* start *

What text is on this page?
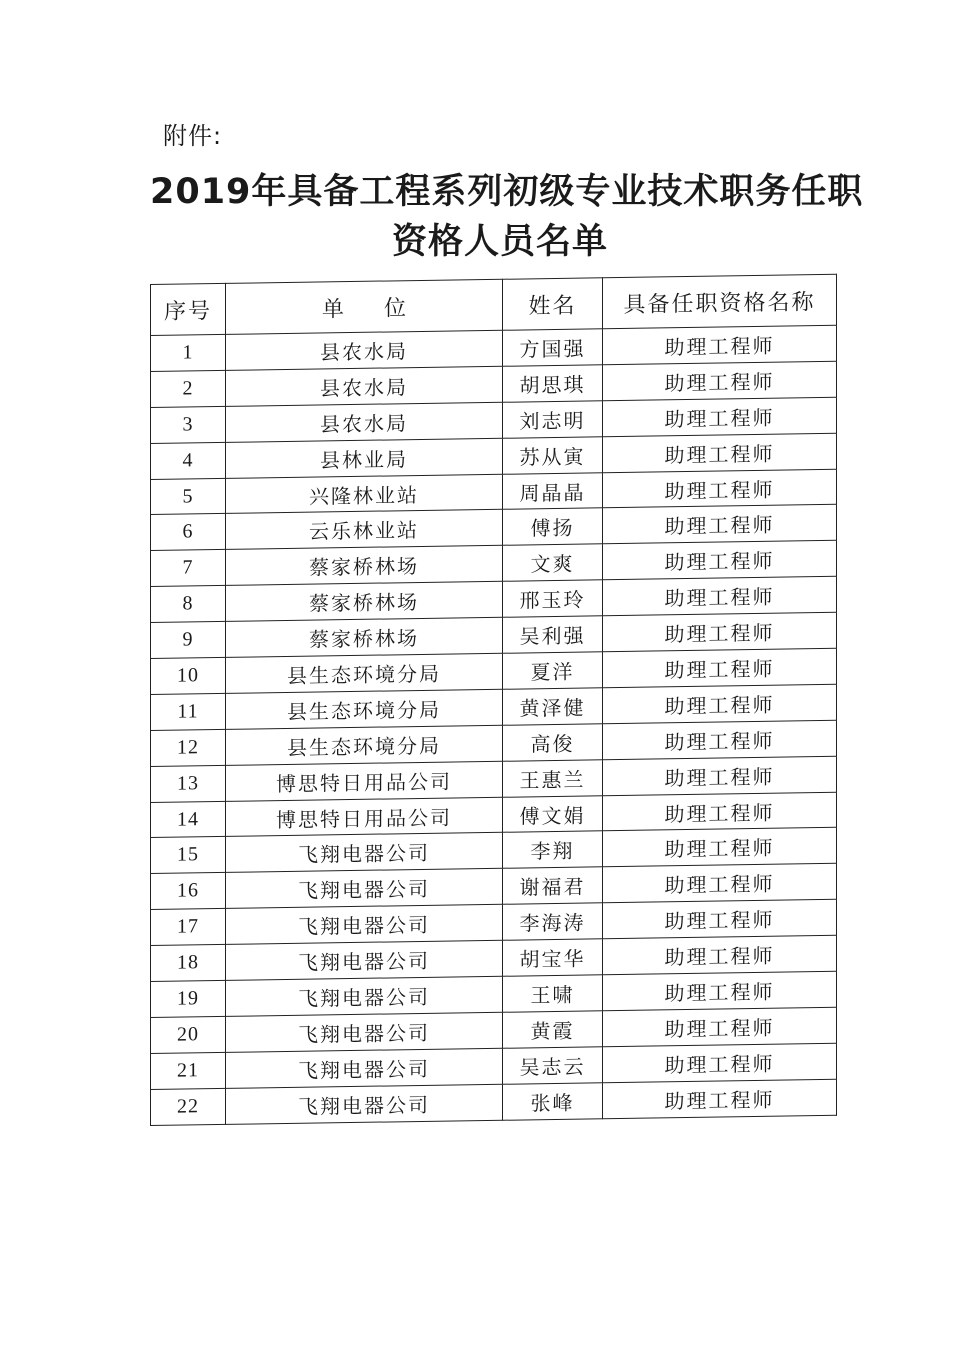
附件:
2019年具备工程系列初级专业技术职务任职
资格人员名单
序号	单位	姓名	具备任职资格名称
1	县农水局	方国强	助理工程师
2	县农水局	胡思琪	助理工程师
3	县农水局	刘志明	助理工程师
4	县林业局	苏从寅	助理工程师
5	兴隆林业站	周晶晶	助理工程师
6	云乐林业站	傅扬	助理工程师
7	蔡家桥林场	文爽	助理工程师
8	蔡家桥林场	邢玉玲	助理工程师
9	蔡家桥林场	吴利强	助理工程师
10	县生态环境分局	夏洋	助理工程师
11	县生态环境分局	黄泽健	助理工程师
12	县生态环境分局	高俊	助理工程师
13	博思特日用品公司	王惠兰	助理工程师
14	博思特日用品公司	傅文娟	助理工程师
15	飞翔电器公司	李翔	助理工程师
16	飞翔电器公司	谢福君	助理工程师
17	飞翔电器公司	李海涛	助理工程师
18	飞翔电器公司	胡宝华	助理工程师
19	飞翔电器公司	王啸	助理工程师
20	飞翔电器公司	黄霞	助理工程师
21	飞翔电器公司	吴志云	助理工程师
22	飞翔电器公司	张峰	助理工程师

* end *

AIM
Print all entries exactly. The images do not belong in the copy.

EXERCISE OUTPUT
What text is on this page?
附件:
2019年具备工程系列初级专业技术职务任职
资格人员名单
序号	单位	姓名	具备任职资格名称
1	县农水局	方国强	助理工程师
2	县农水局	胡思琪	助理工程师
3	县农水局	刘志明	助理工程师
4	县林业局	苏从寅	助理工程师
5	兴隆林业站	周晶晶	助理工程师
6	云乐林业站	傅扬	助理工程师
7	蔡家桥林场	文爽	助理工程师
8	蔡家桥林场	邢玉玲	助理工程师
9	蔡家桥林场	吴利强	助理工程师
10	县生态环境分局	夏洋	助理工程师
11	县生态环境分局	黄泽健	助理工程师
12	县生态环境分局	高俊	助理工程师
13	博思特日用品公司	王惠兰	助理工程师
14	博思特日用品公司	傅文娟	助理工程师
15	飞翔电器公司	李翔	助理工程师
16	飞翔电器公司	谢福君	助理工程师
17	飞翔电器公司	李海涛	助理工程师
18	飞翔电器公司	胡宝华	助理工程师
19	飞翔电器公司	王啸	助理工程师
20	飞翔电器公司	黄霞	助理工程师
21	飞翔电器公司	吴志云	助理工程师
22	飞翔电器公司	张峰	助理工程师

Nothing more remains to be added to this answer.